== Exercise material

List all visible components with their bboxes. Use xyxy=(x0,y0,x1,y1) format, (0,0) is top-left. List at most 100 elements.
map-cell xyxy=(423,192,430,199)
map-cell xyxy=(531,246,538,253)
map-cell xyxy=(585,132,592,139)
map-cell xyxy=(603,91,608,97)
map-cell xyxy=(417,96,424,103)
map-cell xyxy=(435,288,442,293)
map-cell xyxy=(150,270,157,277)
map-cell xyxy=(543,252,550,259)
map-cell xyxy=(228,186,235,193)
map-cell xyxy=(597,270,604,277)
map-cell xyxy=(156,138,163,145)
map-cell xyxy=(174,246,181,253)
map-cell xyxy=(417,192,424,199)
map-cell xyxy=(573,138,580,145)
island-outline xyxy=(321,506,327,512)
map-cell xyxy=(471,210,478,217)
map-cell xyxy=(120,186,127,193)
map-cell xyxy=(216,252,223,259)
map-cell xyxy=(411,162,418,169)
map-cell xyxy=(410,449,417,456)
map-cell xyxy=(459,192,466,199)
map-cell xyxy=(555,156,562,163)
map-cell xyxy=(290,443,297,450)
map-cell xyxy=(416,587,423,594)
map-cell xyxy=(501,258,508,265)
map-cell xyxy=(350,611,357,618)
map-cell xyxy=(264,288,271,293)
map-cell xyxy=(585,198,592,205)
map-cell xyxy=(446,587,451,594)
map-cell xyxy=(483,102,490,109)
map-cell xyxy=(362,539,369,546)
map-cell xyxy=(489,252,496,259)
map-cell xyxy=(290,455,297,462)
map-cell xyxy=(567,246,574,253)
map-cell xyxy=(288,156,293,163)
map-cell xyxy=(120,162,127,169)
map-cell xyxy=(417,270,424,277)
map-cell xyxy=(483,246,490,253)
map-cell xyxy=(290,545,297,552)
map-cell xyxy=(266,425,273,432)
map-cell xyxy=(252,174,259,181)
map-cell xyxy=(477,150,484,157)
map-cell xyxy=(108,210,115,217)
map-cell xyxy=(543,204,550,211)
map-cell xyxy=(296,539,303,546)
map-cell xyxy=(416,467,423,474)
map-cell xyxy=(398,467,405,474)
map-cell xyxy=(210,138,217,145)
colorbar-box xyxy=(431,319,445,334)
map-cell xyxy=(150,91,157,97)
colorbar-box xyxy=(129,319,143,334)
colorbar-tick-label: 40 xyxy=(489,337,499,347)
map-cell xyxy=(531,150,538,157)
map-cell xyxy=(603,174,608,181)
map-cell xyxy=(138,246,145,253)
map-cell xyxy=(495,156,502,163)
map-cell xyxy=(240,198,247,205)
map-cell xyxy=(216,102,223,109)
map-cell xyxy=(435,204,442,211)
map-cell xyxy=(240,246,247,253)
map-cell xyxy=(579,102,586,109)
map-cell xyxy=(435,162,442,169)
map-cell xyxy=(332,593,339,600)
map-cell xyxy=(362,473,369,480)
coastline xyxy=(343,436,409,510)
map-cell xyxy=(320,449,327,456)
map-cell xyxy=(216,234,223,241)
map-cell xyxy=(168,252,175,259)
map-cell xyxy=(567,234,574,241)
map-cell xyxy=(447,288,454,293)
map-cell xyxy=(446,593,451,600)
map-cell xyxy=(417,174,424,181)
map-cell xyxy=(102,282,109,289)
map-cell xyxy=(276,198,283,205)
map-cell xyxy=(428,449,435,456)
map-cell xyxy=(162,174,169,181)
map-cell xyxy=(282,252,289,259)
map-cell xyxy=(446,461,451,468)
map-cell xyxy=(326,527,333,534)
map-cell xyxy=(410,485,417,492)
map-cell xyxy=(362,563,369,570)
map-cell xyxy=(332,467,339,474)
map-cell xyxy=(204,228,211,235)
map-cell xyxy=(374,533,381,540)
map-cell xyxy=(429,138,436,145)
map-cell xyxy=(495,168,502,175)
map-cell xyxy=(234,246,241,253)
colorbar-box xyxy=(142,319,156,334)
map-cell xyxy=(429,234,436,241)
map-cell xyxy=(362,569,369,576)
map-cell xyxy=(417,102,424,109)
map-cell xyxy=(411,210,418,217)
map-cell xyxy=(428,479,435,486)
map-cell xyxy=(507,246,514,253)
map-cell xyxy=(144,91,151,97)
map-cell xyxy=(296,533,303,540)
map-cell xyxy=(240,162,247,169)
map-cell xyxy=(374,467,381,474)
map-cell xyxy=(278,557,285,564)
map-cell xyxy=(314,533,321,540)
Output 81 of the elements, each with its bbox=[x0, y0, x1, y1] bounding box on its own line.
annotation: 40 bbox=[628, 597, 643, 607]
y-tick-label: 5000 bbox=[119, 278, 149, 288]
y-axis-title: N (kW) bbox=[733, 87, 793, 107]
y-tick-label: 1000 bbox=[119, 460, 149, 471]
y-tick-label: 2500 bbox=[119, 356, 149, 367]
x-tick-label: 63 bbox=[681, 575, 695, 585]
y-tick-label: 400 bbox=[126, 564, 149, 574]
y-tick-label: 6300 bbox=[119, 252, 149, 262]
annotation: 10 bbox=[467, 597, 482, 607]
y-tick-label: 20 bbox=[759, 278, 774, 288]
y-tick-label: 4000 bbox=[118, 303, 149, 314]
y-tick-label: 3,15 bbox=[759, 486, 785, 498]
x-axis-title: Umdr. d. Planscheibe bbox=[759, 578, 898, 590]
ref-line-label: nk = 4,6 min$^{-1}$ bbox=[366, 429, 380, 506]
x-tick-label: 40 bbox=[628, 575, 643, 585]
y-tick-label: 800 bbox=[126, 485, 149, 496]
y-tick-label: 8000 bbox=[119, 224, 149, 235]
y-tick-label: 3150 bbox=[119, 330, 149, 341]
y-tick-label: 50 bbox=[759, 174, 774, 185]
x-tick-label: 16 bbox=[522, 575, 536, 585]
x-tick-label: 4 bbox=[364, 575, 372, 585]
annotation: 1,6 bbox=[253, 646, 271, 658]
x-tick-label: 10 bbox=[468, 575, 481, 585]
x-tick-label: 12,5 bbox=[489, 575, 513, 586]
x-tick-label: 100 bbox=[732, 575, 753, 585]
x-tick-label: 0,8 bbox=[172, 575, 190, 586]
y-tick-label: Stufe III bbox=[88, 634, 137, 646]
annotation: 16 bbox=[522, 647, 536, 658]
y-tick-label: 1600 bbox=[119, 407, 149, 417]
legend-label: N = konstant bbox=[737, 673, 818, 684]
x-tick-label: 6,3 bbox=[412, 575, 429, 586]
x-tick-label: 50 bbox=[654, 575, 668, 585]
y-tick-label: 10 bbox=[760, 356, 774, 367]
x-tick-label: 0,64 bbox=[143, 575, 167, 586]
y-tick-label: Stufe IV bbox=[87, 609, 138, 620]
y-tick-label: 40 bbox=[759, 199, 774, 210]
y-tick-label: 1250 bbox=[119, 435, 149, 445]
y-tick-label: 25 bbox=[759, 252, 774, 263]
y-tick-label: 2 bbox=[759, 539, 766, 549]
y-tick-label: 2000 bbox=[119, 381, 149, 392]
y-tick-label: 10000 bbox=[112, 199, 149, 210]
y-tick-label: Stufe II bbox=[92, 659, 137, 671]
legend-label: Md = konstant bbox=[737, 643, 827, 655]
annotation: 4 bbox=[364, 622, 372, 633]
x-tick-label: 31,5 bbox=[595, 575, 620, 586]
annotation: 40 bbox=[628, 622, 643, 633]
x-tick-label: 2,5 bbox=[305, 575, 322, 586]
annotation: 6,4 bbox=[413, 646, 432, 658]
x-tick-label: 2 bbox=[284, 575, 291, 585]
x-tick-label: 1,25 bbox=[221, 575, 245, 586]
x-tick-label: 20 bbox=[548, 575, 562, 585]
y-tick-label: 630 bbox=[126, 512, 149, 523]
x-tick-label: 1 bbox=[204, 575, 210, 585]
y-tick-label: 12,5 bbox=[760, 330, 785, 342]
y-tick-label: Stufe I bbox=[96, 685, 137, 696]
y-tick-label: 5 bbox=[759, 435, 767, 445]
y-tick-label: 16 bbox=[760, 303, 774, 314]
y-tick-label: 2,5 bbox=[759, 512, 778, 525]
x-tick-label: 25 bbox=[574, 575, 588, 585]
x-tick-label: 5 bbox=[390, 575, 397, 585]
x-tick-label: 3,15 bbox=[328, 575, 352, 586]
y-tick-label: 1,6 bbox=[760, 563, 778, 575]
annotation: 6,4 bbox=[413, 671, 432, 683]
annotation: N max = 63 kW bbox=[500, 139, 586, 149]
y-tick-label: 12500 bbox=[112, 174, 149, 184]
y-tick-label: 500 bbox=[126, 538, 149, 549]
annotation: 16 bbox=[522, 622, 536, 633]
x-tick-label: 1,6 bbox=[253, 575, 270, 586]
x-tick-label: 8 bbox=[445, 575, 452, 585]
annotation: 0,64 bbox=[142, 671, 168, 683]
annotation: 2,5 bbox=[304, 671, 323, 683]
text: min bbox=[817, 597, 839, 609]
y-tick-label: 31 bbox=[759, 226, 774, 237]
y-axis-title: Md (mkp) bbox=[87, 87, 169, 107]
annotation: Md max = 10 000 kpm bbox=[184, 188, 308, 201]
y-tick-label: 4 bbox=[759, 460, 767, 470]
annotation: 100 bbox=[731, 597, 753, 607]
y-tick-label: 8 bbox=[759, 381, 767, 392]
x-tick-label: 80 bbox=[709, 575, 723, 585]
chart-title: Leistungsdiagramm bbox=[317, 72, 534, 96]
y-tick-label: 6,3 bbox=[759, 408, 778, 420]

====

Change every "colorbar-box" to "legend-box" in the records, starting at their first line and stopping after the line that has "map-cell xyxy=(332,593,339,600)". Write out those lines with nothing else altered.

List all visible components with their bboxes. Use xyxy=(x0,y0,x1,y1) format, (0,0) is top-left. List at most 100 elements.
map-cell xyxy=(423,192,430,199)
map-cell xyxy=(531,246,538,253)
map-cell xyxy=(585,132,592,139)
map-cell xyxy=(603,91,608,97)
map-cell xyxy=(417,96,424,103)
map-cell xyxy=(435,288,442,293)
map-cell xyxy=(150,270,157,277)
map-cell xyxy=(543,252,550,259)
map-cell xyxy=(228,186,235,193)
map-cell xyxy=(597,270,604,277)
map-cell xyxy=(156,138,163,145)
map-cell xyxy=(174,246,181,253)
map-cell xyxy=(417,192,424,199)
map-cell xyxy=(573,138,580,145)
island-outline xyxy=(321,506,327,512)
map-cell xyxy=(471,210,478,217)
map-cell xyxy=(120,186,127,193)
map-cell xyxy=(216,252,223,259)
map-cell xyxy=(411,162,418,169)
map-cell xyxy=(410,449,417,456)
map-cell xyxy=(459,192,466,199)
map-cell xyxy=(555,156,562,163)
map-cell xyxy=(290,443,297,450)
map-cell xyxy=(416,587,423,594)
map-cell xyxy=(501,258,508,265)
map-cell xyxy=(350,611,357,618)
map-cell xyxy=(264,288,271,293)
map-cell xyxy=(585,198,592,205)
map-cell xyxy=(446,587,451,594)
map-cell xyxy=(483,102,490,109)
map-cell xyxy=(362,539,369,546)
map-cell xyxy=(489,252,496,259)
map-cell xyxy=(290,455,297,462)
map-cell xyxy=(567,246,574,253)
map-cell xyxy=(288,156,293,163)
map-cell xyxy=(120,162,127,169)
map-cell xyxy=(417,270,424,277)
map-cell xyxy=(483,246,490,253)
map-cell xyxy=(290,545,297,552)
map-cell xyxy=(266,425,273,432)
map-cell xyxy=(252,174,259,181)
map-cell xyxy=(477,150,484,157)
map-cell xyxy=(108,210,115,217)
map-cell xyxy=(543,204,550,211)
map-cell xyxy=(296,539,303,546)
map-cell xyxy=(416,467,423,474)
map-cell xyxy=(398,467,405,474)
map-cell xyxy=(210,138,217,145)
legend-box xyxy=(431,319,445,334)
map-cell xyxy=(150,91,157,97)
legend-box xyxy=(129,319,143,334)
colorbar-tick-label: 40 xyxy=(489,337,499,347)
map-cell xyxy=(531,150,538,157)
map-cell xyxy=(603,174,608,181)
map-cell xyxy=(138,246,145,253)
map-cell xyxy=(495,156,502,163)
map-cell xyxy=(240,198,247,205)
map-cell xyxy=(216,102,223,109)
map-cell xyxy=(435,204,442,211)
map-cell xyxy=(240,246,247,253)
map-cell xyxy=(579,102,586,109)
map-cell xyxy=(435,162,442,169)
map-cell xyxy=(332,593,339,600)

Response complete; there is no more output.